* Begin *

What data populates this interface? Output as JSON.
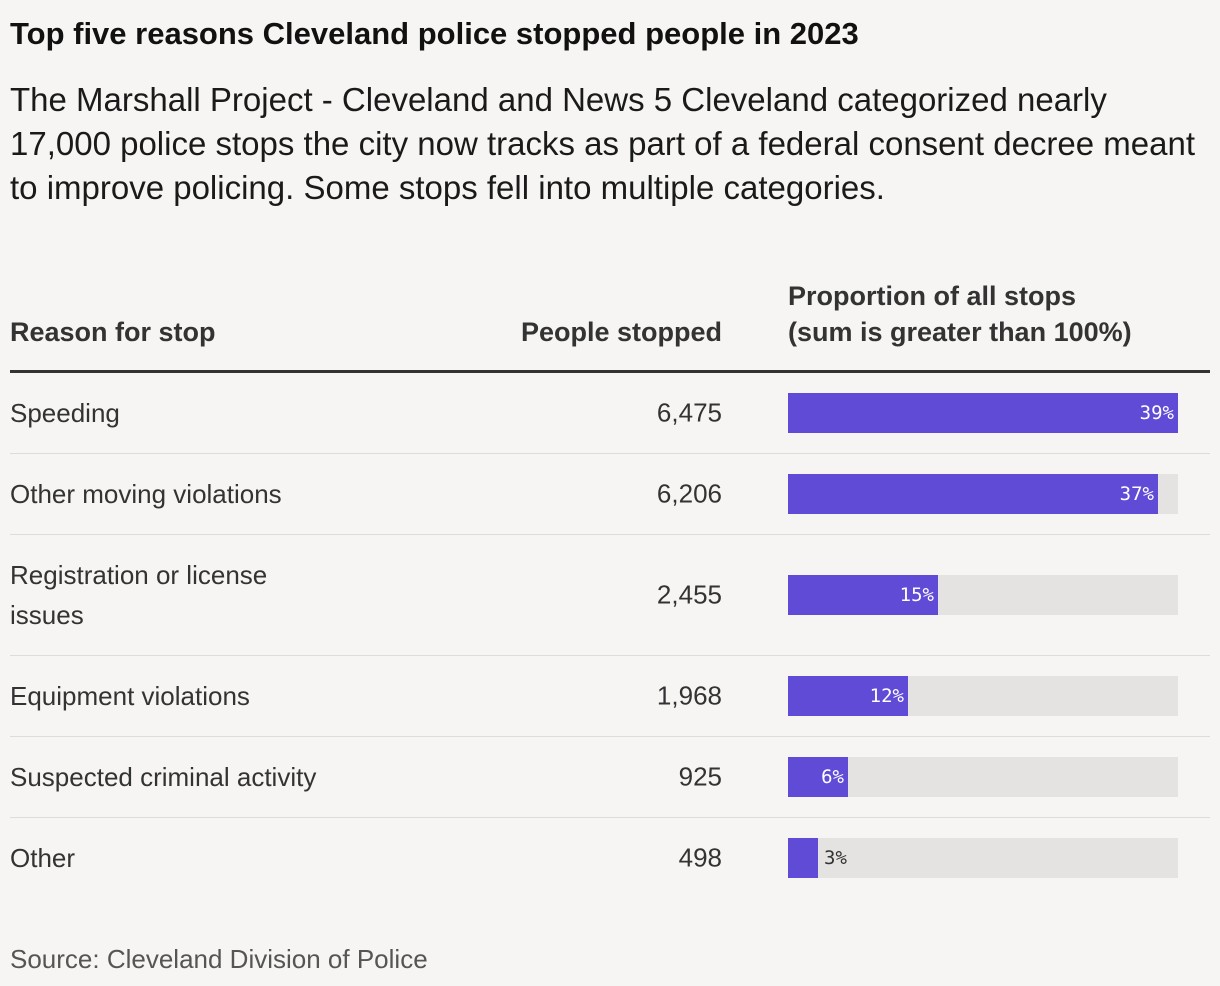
{
  "title": "Top five reasons Cleveland police stopped people in 2023",
  "subtitle": "The Marshall Project - Cleveland and News 5 Cleveland categorized nearly 17,000 police stops the city now tracks as part of a federal consent decree meant to improve policing. Some stops fell into multiple categories.",
  "headers": {
    "reason": "Reason for stop",
    "count": "People stopped",
    "proportion_line1": "Proportion of all stops",
    "proportion_line2": "(sum is greater than 100%)"
  },
  "source": "Source: Cleveland Division of Police",
  "colors": {
    "bar": "#5f4bd6",
    "track": "#e4e3e1",
    "background": "#f6f5f3"
  },
  "chart_data": {
    "type": "table",
    "columns": [
      "Reason for stop",
      "People stopped",
      "Proportion of all stops (sum is greater than 100%)"
    ],
    "scale_max_percent": 39,
    "rows": [
      {
        "reason": "Speeding",
        "count": "6,475",
        "percent": 39,
        "percent_label": "39%"
      },
      {
        "reason": "Other moving violations",
        "count": "6,206",
        "percent": 37,
        "percent_label": "37%"
      },
      {
        "reason": "Registration or license issues",
        "count": "2,455",
        "percent": 15,
        "percent_label": "15%"
      },
      {
        "reason": "Equipment violations",
        "count": "1,968",
        "percent": 12,
        "percent_label": "12%"
      },
      {
        "reason": "Suspected criminal activity",
        "count": "925",
        "percent": 6,
        "percent_label": "6%"
      },
      {
        "reason": "Other",
        "count": "498",
        "percent": 3,
        "percent_label": "3%"
      }
    ]
  }
}
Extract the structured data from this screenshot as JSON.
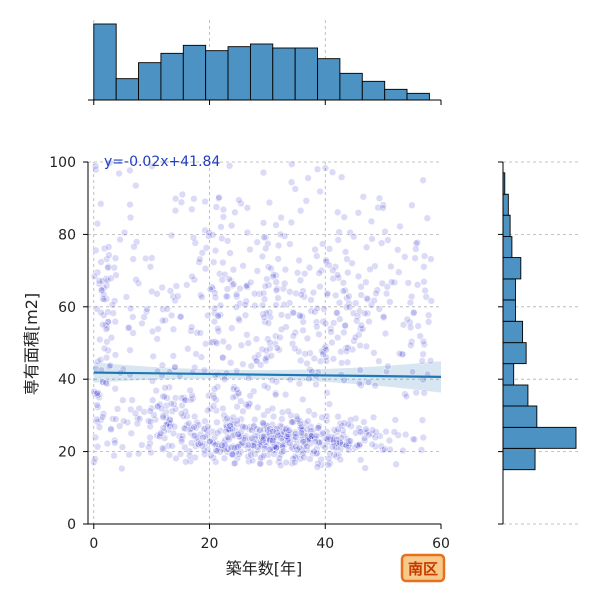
{
  "chart_data": {
    "type": "scatter",
    "subtype": "jointplot",
    "xlabel": "築年数[年]",
    "ylabel": "専有面積[m2]",
    "xlim": [
      -1,
      60
    ],
    "ylim": [
      0,
      100
    ],
    "xticks": [
      0,
      20,
      40,
      60
    ],
    "yticks": [
      0,
      20,
      40,
      60,
      80,
      100
    ],
    "grid": true,
    "annotation": "y=-0.02x+41.84",
    "region_label": "南区",
    "regression": {
      "slope": -0.02,
      "intercept": 41.84,
      "color": "#1f77b4"
    },
    "point_color": "#2222cc",
    "hist_color": "#4c92c3",
    "badge_fill": "#f7c98a",
    "badge_border": "#e8701a",
    "x_hist": {
      "bin_edges": [
        0,
        3.87,
        7.73,
        11.6,
        15.47,
        19.33,
        23.2,
        27.07,
        30.93,
        34.8,
        38.67,
        42.53,
        46.4,
        50.27,
        54.13,
        58.0
      ],
      "counts": [
        57,
        16,
        28,
        35,
        41,
        37,
        40,
        42,
        39,
        39,
        31,
        20,
        14,
        8,
        5
      ]
    },
    "y_hist": {
      "bin_edges": [
        15,
        20.9,
        26.7,
        32.6,
        38.4,
        44.3,
        50.1,
        56.0,
        61.9,
        67.7,
        73.6,
        79.4,
        85.3,
        91.1,
        97.0,
        100
      ],
      "counts": [
        18,
        41,
        19,
        14,
        6,
        13,
        11,
        7,
        7,
        10,
        5,
        4,
        3,
        1,
        0
      ]
    },
    "point_clusters": [
      {
        "cx": 32,
        "cy": 23,
        "sx": 10,
        "sy": 3,
        "n": 420
      },
      {
        "cx": 15,
        "cy": 30,
        "sx": 8,
        "sy": 5,
        "n": 130
      },
      {
        "cx": 30,
        "cy": 60,
        "sx": 16,
        "sy": 18,
        "n": 560
      },
      {
        "cx": 2,
        "cy": 55,
        "sx": 1.5,
        "sy": 20,
        "n": 55
      }
    ]
  }
}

* End *

Transcribe all the lines above exactly, apart from the pictures.

What data populates this interface? Output as JSON.
{
  "title": "Top five reasons Cleveland police stopped people in 2023",
  "subtitle": "The Marshall Project - Cleveland and News 5 Cleveland categorized nearly 17,000 police stops the city now tracks as part of a federal consent decree meant to improve policing. Some stops fell into multiple categories.",
  "headers": {
    "reason": "Reason for stop",
    "count": "People stopped",
    "proportion_line1": "Proportion of all stops",
    "proportion_line2": "(sum is greater than 100%)"
  },
  "source": "Source: Cleveland Division of Police",
  "colors": {
    "bar": "#5f4bd6",
    "track": "#e4e3e1",
    "background": "#f6f5f3"
  },
  "chart_data": {
    "type": "table",
    "columns": [
      "Reason for stop",
      "People stopped",
      "Proportion of all stops (sum is greater than 100%)"
    ],
    "scale_max_percent": 39,
    "rows": [
      {
        "reason": "Speeding",
        "count": "6,475",
        "percent": 39,
        "percent_label": "39%"
      },
      {
        "reason": "Other moving violations",
        "count": "6,206",
        "percent": 37,
        "percent_label": "37%"
      },
      {
        "reason": "Registration or license issues",
        "count": "2,455",
        "percent": 15,
        "percent_label": "15%"
      },
      {
        "reason": "Equipment violations",
        "count": "1,968",
        "percent": 12,
        "percent_label": "12%"
      },
      {
        "reason": "Suspected criminal activity",
        "count": "925",
        "percent": 6,
        "percent_label": "6%"
      },
      {
        "reason": "Other",
        "count": "498",
        "percent": 3,
        "percent_label": "3%"
      }
    ]
  }
}
Extract the structured data from this screenshot as JSON.
{
  "chart_data": {
    "type": "scatter",
    "subtype": "jointplot",
    "xlabel": "築年数[年]",
    "ylabel": "専有面積[m2]",
    "xlim": [
      -1,
      60
    ],
    "ylim": [
      0,
      100
    ],
    "xticks": [
      0,
      20,
      40,
      60
    ],
    "yticks": [
      0,
      20,
      40,
      60,
      80,
      100
    ],
    "grid": true,
    "annotation": "y=-0.02x+41.84",
    "region_label": "南区",
    "regression": {
      "slope": -0.02,
      "intercept": 41.84,
      "color": "#1f77b4"
    },
    "point_color": "#2222cc",
    "hist_color": "#4c92c3",
    "badge_fill": "#f7c98a",
    "badge_border": "#e8701a",
    "x_hist": {
      "bin_edges": [
        0,
        3.87,
        7.73,
        11.6,
        15.47,
        19.33,
        23.2,
        27.07,
        30.93,
        34.8,
        38.67,
        42.53,
        46.4,
        50.27,
        54.13,
        58.0
      ],
      "counts": [
        57,
        16,
        28,
        35,
        41,
        37,
        40,
        42,
        39,
        39,
        31,
        20,
        14,
        8,
        5
      ]
    },
    "y_hist": {
      "bin_edges": [
        15,
        20.9,
        26.7,
        32.6,
        38.4,
        44.3,
        50.1,
        56.0,
        61.9,
        67.7,
        73.6,
        79.4,
        85.3,
        91.1,
        97.0,
        100
      ],
      "counts": [
        18,
        41,
        19,
        14,
        6,
        13,
        11,
        7,
        7,
        10,
        5,
        4,
        3,
        1,
        0
      ]
    },
    "point_clusters": [
      {
        "cx": 32,
        "cy": 23,
        "sx": 10,
        "sy": 3,
        "n": 420
      },
      {
        "cx": 15,
        "cy": 30,
        "sx": 8,
        "sy": 5,
        "n": 130
      },
      {
        "cx": 30,
        "cy": 60,
        "sx": 16,
        "sy": 18,
        "n": 560
      },
      {
        "cx": 2,
        "cy": 55,
        "sx": 1.5,
        "sy": 20,
        "n": 55
      }
    ]
  }
}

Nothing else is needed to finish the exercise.